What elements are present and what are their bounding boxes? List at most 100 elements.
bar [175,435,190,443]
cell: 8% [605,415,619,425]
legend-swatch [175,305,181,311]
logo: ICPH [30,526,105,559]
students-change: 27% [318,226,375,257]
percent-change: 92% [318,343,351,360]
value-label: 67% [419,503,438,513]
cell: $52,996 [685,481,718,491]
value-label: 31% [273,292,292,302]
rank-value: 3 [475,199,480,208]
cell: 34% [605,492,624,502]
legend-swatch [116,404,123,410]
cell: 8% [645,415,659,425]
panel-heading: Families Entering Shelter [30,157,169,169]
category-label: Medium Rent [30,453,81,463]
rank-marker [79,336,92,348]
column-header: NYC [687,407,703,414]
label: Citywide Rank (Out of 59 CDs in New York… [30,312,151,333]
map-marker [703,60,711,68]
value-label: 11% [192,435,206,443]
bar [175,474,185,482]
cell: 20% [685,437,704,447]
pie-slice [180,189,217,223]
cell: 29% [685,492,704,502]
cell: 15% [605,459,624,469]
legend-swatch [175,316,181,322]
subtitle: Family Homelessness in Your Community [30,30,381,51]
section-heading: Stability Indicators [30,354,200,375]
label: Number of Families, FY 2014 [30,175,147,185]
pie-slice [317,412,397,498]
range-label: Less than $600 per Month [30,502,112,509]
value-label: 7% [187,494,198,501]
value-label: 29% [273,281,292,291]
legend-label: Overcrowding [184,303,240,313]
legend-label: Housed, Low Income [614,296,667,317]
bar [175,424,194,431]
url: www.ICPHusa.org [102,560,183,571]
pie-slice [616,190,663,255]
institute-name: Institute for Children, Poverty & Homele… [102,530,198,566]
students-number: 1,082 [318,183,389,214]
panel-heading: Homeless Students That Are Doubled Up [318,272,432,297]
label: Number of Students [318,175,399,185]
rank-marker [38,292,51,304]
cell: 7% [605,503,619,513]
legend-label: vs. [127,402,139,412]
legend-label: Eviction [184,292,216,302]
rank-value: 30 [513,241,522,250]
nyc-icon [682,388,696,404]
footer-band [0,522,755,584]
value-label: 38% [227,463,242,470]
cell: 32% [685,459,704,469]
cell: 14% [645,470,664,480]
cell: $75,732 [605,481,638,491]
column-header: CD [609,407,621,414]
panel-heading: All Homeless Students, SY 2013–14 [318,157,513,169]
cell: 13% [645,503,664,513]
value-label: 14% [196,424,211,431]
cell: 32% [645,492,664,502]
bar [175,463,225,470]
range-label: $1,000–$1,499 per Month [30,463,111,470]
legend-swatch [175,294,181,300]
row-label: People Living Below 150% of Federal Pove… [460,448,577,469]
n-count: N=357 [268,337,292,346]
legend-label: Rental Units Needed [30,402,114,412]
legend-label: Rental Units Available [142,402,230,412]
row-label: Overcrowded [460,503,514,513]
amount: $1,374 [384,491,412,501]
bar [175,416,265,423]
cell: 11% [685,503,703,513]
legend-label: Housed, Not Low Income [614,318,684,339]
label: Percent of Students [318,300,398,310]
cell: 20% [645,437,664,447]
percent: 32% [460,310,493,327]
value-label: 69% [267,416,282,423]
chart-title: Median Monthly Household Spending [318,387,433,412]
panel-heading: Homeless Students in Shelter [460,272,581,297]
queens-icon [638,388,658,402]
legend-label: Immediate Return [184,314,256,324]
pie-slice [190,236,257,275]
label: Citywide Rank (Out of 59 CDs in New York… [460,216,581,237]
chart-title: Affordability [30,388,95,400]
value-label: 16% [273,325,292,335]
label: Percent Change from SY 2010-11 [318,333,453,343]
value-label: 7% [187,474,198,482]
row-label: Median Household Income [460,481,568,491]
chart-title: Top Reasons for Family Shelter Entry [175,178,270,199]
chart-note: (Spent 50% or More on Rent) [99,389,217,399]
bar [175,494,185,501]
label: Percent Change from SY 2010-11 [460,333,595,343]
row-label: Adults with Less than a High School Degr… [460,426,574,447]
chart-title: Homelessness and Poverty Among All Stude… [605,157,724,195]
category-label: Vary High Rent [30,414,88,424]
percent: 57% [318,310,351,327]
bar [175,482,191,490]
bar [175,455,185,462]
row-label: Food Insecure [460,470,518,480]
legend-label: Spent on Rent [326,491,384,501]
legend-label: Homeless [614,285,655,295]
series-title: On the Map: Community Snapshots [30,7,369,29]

----------

Please set down every one of the lines above word for word, with each number and bracket unchanged.

• _Reply to the exercise_
What elements are present and what are their bounding boxes? List at most 100 elements.
bar [175,435,190,443]
cell: 8% [605,415,619,425]
legend-swatch [175,305,181,311]
logo: ICPH [30,526,105,559]
students-change: 27% [318,226,375,257]
percent-change: 92% [318,343,351,360]
value-label: 67% [419,503,438,513]
cell: $52,996 [685,481,718,491]
value-label: 31% [273,292,292,302]
rank-value: 3 [475,199,480,208]
cell: 34% [605,492,624,502]
legend-swatch [116,404,123,410]
cell: 8% [645,415,659,425]
panel-heading: Families Entering Shelter [30,157,169,169]
category-label: Medium Rent [30,453,81,463]
rank-marker [79,336,92,348]
column-header: NYC [687,407,703,414]
label: Citywide Rank (Out of 59 CDs in New York… [30,312,151,333]
map-marker [703,60,711,68]
value-label: 11% [192,435,206,443]
bar [175,474,185,482]
cell: 20% [685,437,704,447]
pie-slice [180,189,217,223]
cell: 29% [685,492,704,502]
cell: 15% [605,459,624,469]
legend-swatch [175,316,181,322]
subtitle: Family Homelessness in Your Community [30,30,381,51]
section-heading: Stability Indicators [30,354,200,375]
label: Number of Families, FY 2014 [30,175,147,185]
pie-slice [317,412,397,498]
range-label: Less than $600 per Month [30,502,112,509]
value-label: 7% [187,494,198,501]
value-label: 29% [273,281,292,291]
legend-label: Overcrowding [184,303,240,313]
legend-label: Housed, Low Income [614,296,667,317]
bar [175,424,194,431]
url: www.ICPHusa.org [102,560,183,571]
pie-slice [616,190,663,255]
institute-name: Institute for Children, Poverty & Homele… [102,530,198,566]
students-number: 1,082 [318,183,389,214]
panel-heading: Homeless Students That Are Doubled Up [318,272,432,297]
label: Number of Students [318,175,399,185]
rank-marker [38,292,51,304]
cell: 7% [605,503,619,513]
legend-label: vs. [127,402,139,412]
legend-label: Eviction [184,292,216,302]
rank-value: 30 [513,241,522,250]
nyc-icon [682,388,696,404]
footer-band [0,522,755,584]
value-label: 38% [227,463,242,470]
cell: 32% [685,459,704,469]
cell: 14% [645,470,664,480]
cell: $75,732 [605,481,638,491]
column-header: CD [609,407,621,414]
panel-heading: All Homeless Students, SY 2013–14 [318,157,513,169]
cell: 13% [645,503,664,513]
value-label: 14% [196,424,211,431]
cell: 32% [645,492,664,502]
bar [175,463,225,470]
range-label: $1,000–$1,499 per Month [30,463,111,470]
legend-swatch [175,294,181,300]
row-label: People Living Below 150% of Federal Pove… [460,448,577,469]
n-count: N=357 [268,337,292,346]
legend-label: Rental Units Needed [30,402,114,412]
legend-label: Rental Units Available [142,402,230,412]
row-label: Overcrowded [460,503,514,513]
amount: $1,374 [384,491,412,501]
bar [175,416,265,423]
cell: 11% [685,503,703,513]
legend-label: Housed, Not Low Income [614,318,684,339]
label: Percent of Students [318,300,398,310]
cell: 20% [645,437,664,447]
percent: 32% [460,310,493,327]
value-label: 69% [267,416,282,423]
chart-title: Median Monthly Household Spending [318,387,433,412]
panel-heading: Homeless Students in Shelter [460,272,581,297]
queens-icon [638,388,658,402]
legend-label: Immediate Return [184,314,256,324]
pie-slice [190,236,257,275]
label: Citywide Rank (Out of 59 CDs in New York… [460,216,581,237]
chart-title: Affordability [30,388,95,400]
value-label: 16% [273,325,292,335]
label: Percent Change from SY 2010-11 [318,333,453,343]
value-label: 7% [187,474,198,482]
row-label: Median Household Income [460,481,568,491]
chart-title: Top Reasons for Family Shelter Entry [175,178,270,199]
chart-note: (Spent 50% or More on Rent) [99,389,217,399]
bar [175,494,185,501]
label: Percent Change from SY 2010-11 [460,333,595,343]
row-label: Adults with Less than a High School Degr… [460,426,574,447]
chart-title: Homelessness and Poverty Among All Stude… [605,157,724,195]
category-label: Vary High Rent [30,414,88,424]
percent: 57% [318,310,351,327]
bar [175,482,191,490]
bar [175,455,185,462]
row-label: Food Insecure [460,470,518,480]
legend-label: Spent on Rent [326,491,384,501]
legend-label: Homeless [614,285,655,295]
series-title: On the Map: Community Snapshots [30,7,369,29]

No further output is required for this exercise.